━━━ RECORD EXCERPTS

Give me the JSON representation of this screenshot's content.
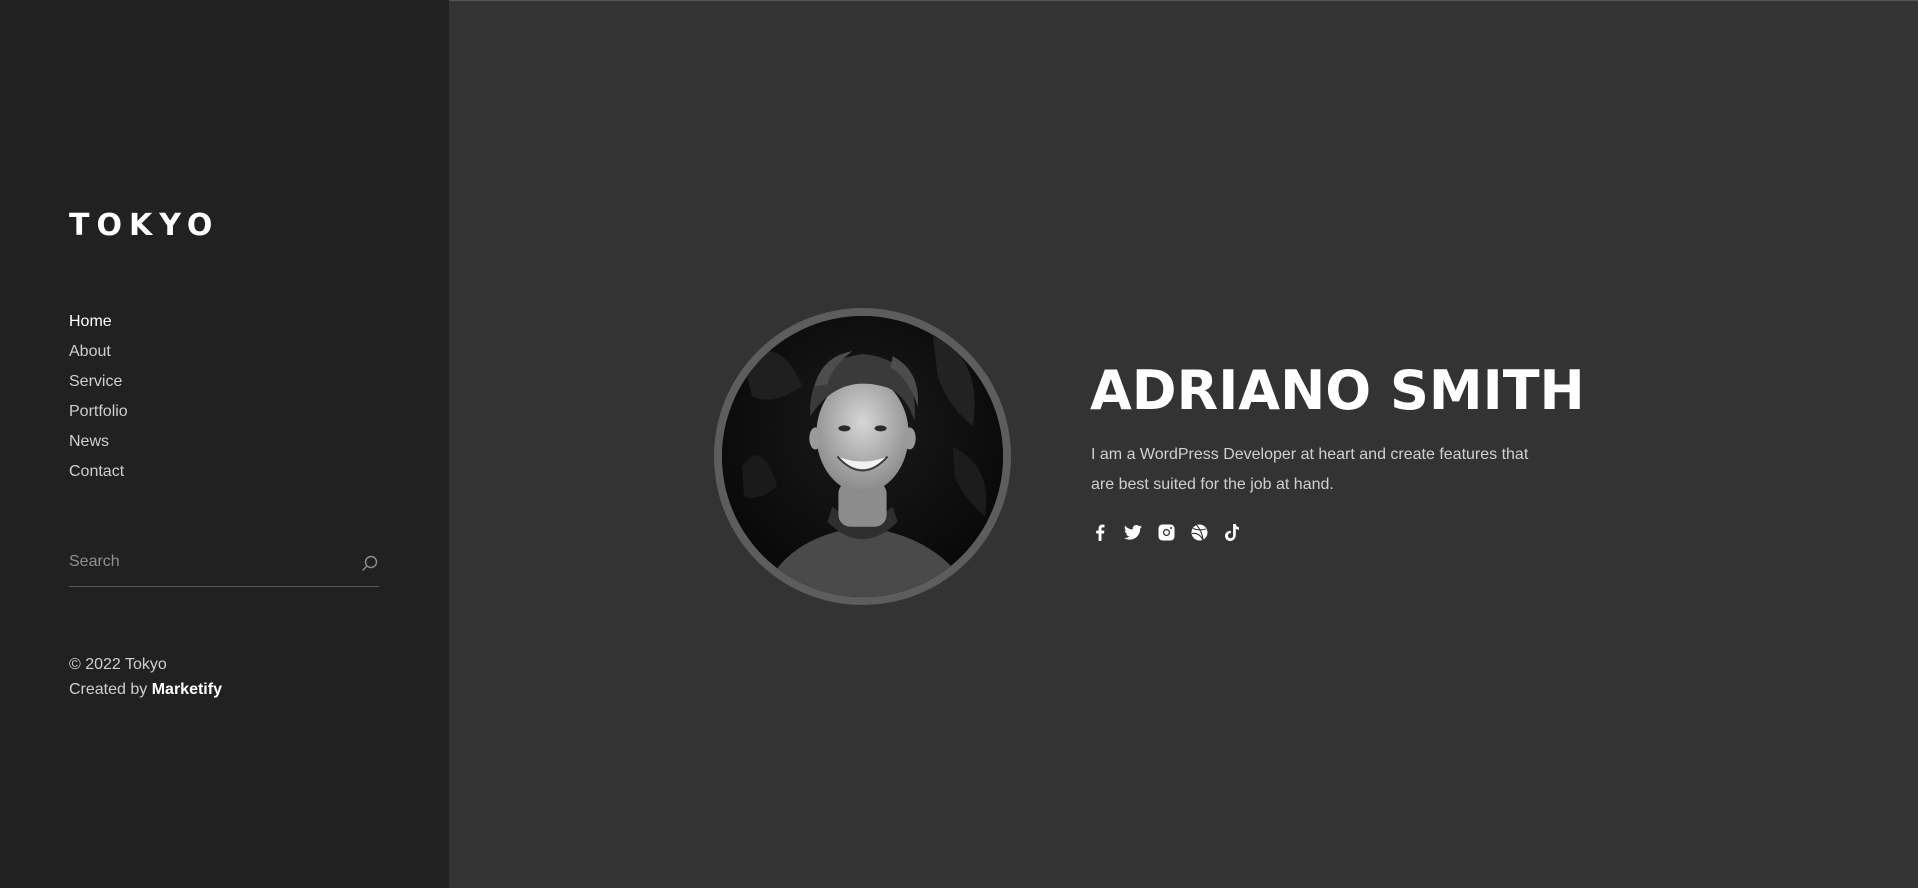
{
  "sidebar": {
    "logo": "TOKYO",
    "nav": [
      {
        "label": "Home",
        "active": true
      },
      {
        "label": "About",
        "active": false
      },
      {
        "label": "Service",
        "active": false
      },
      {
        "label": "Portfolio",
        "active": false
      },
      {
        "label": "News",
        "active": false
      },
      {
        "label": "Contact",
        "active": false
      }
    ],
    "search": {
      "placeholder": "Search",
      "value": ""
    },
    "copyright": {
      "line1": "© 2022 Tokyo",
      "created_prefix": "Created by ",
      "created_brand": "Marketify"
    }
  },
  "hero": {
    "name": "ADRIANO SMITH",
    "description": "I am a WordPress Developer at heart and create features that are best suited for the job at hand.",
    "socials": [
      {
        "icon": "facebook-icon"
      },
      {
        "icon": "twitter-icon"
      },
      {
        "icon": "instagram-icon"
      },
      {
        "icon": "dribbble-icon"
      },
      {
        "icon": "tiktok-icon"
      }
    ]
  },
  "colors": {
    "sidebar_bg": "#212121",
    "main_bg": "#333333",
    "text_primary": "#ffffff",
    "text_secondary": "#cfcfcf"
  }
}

━━━━━━
━━━ RECORD EXCERPTS

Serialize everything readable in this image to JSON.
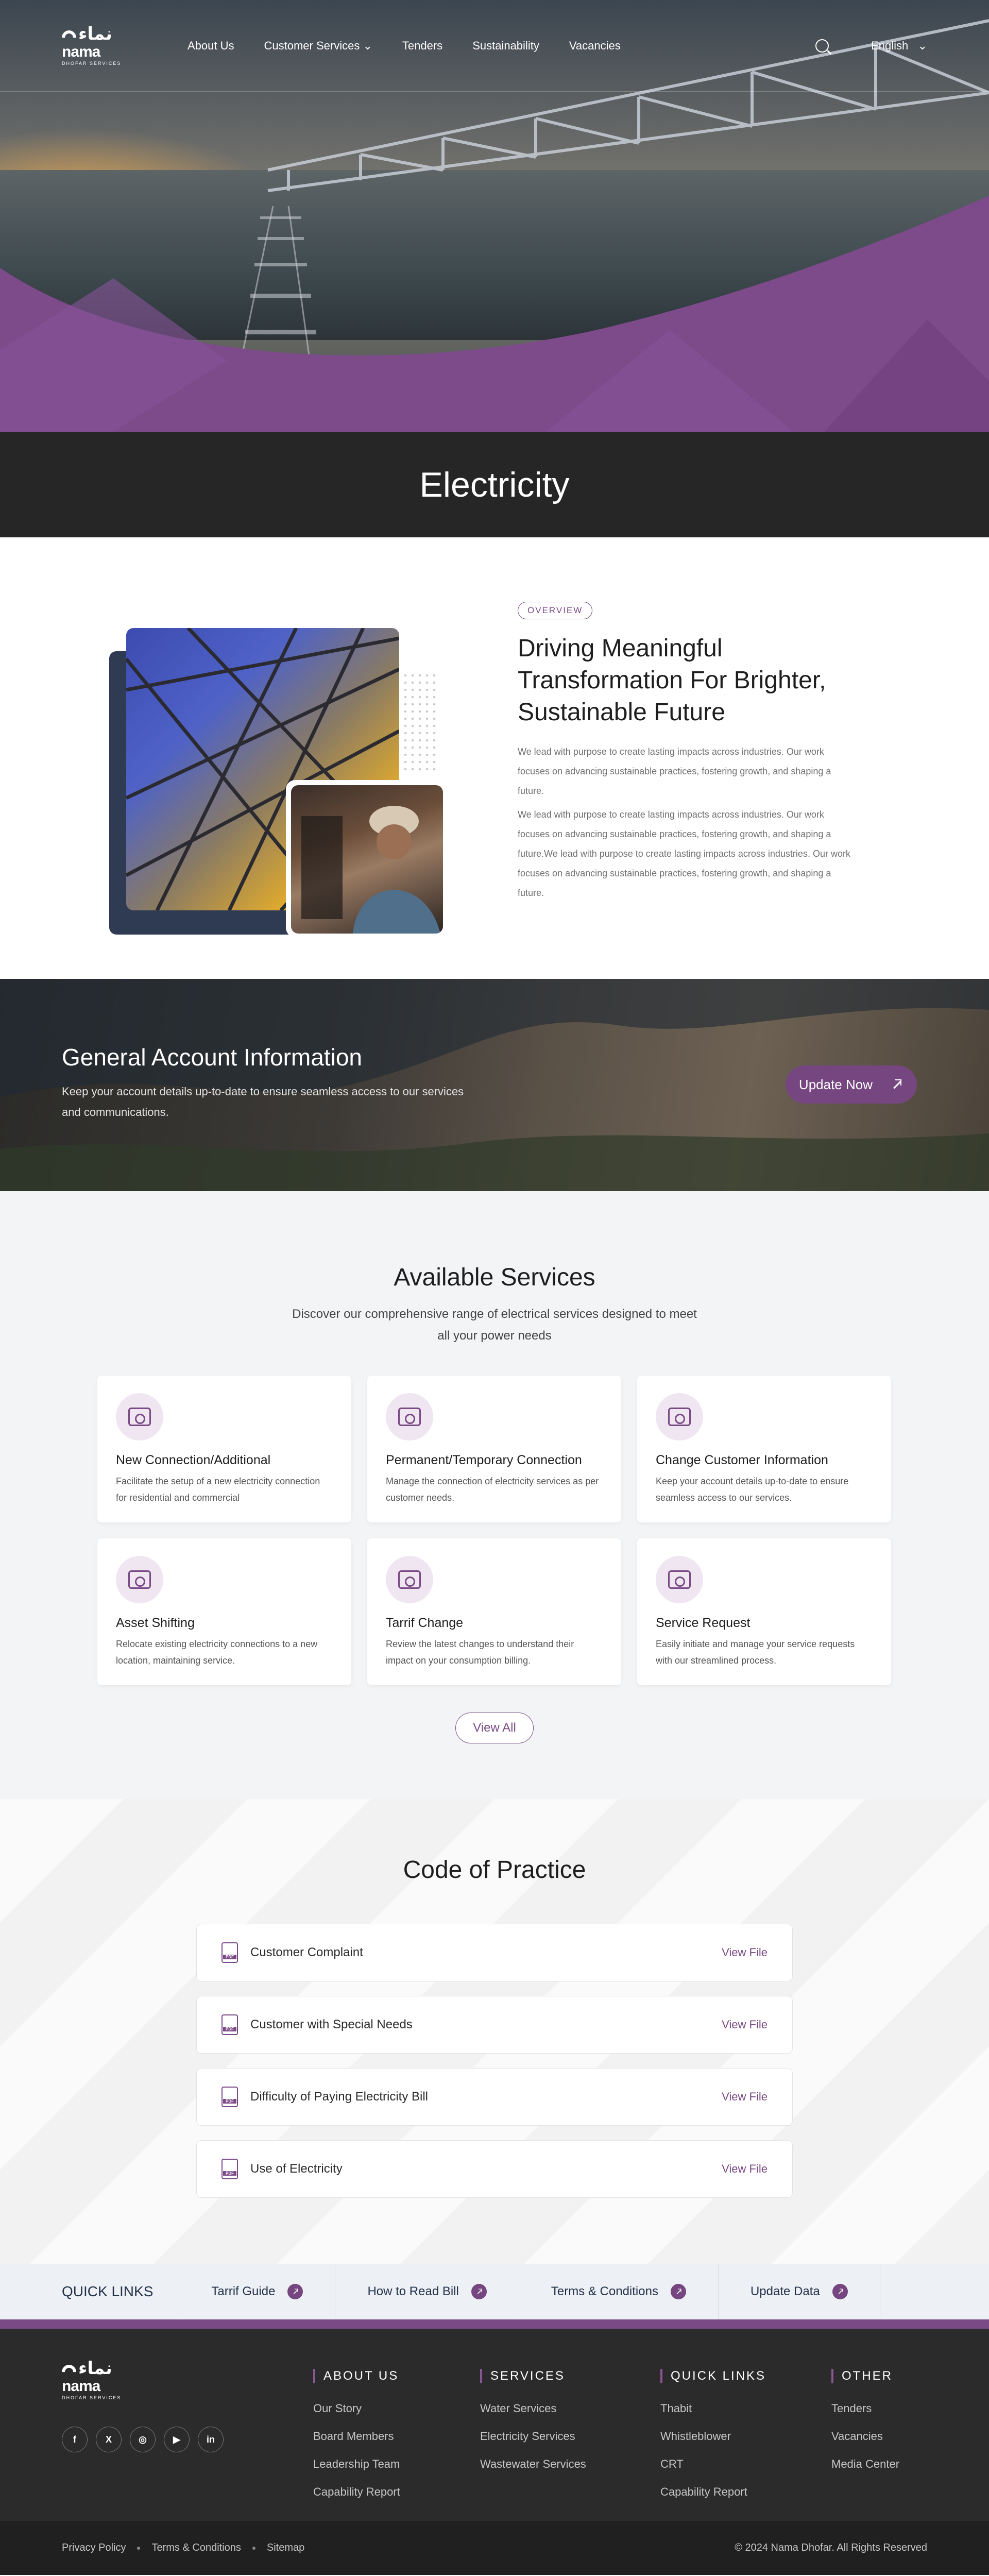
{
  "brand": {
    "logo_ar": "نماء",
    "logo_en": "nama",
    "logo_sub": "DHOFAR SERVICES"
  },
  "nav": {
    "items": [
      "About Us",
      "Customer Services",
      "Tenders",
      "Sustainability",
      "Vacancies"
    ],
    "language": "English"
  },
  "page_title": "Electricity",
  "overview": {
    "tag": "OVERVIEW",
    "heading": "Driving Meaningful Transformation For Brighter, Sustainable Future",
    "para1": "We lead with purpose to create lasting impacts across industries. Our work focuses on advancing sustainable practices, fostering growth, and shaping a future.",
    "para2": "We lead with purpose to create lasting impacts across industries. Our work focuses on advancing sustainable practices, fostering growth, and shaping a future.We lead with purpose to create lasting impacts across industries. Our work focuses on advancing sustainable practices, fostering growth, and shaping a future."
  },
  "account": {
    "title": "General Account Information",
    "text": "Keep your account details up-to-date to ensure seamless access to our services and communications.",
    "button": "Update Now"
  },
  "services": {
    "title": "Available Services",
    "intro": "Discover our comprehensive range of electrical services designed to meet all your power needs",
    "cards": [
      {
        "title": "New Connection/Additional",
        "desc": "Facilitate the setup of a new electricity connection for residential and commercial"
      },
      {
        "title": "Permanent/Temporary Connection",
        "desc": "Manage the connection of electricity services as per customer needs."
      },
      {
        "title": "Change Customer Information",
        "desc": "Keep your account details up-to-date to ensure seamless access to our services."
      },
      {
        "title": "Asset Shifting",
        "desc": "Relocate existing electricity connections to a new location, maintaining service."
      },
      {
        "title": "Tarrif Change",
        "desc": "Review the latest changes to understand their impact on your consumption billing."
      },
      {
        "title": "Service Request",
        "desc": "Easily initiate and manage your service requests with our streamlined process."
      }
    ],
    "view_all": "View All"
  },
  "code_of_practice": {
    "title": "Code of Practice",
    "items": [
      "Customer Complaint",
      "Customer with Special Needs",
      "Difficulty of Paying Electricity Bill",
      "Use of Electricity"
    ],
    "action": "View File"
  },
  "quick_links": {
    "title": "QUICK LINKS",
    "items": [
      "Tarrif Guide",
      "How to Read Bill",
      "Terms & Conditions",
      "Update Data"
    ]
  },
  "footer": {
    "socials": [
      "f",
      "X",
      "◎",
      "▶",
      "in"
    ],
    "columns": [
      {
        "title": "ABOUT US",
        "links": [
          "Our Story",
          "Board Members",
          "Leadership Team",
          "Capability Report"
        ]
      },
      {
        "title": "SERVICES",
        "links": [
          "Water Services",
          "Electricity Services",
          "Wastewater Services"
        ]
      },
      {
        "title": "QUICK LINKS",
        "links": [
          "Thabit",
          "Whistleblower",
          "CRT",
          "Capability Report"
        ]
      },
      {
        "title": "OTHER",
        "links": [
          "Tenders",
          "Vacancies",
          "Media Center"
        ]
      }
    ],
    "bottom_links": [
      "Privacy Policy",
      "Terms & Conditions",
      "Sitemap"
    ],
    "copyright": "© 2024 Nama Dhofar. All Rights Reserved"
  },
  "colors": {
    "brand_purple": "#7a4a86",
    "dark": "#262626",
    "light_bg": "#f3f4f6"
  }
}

━━━━━━

**PROBLEM REQUIREMENTS**
Say how many lines in the entries contain the string "Keep", and leave out everything else.

**RESPONSE TO THE EXERCISE**
2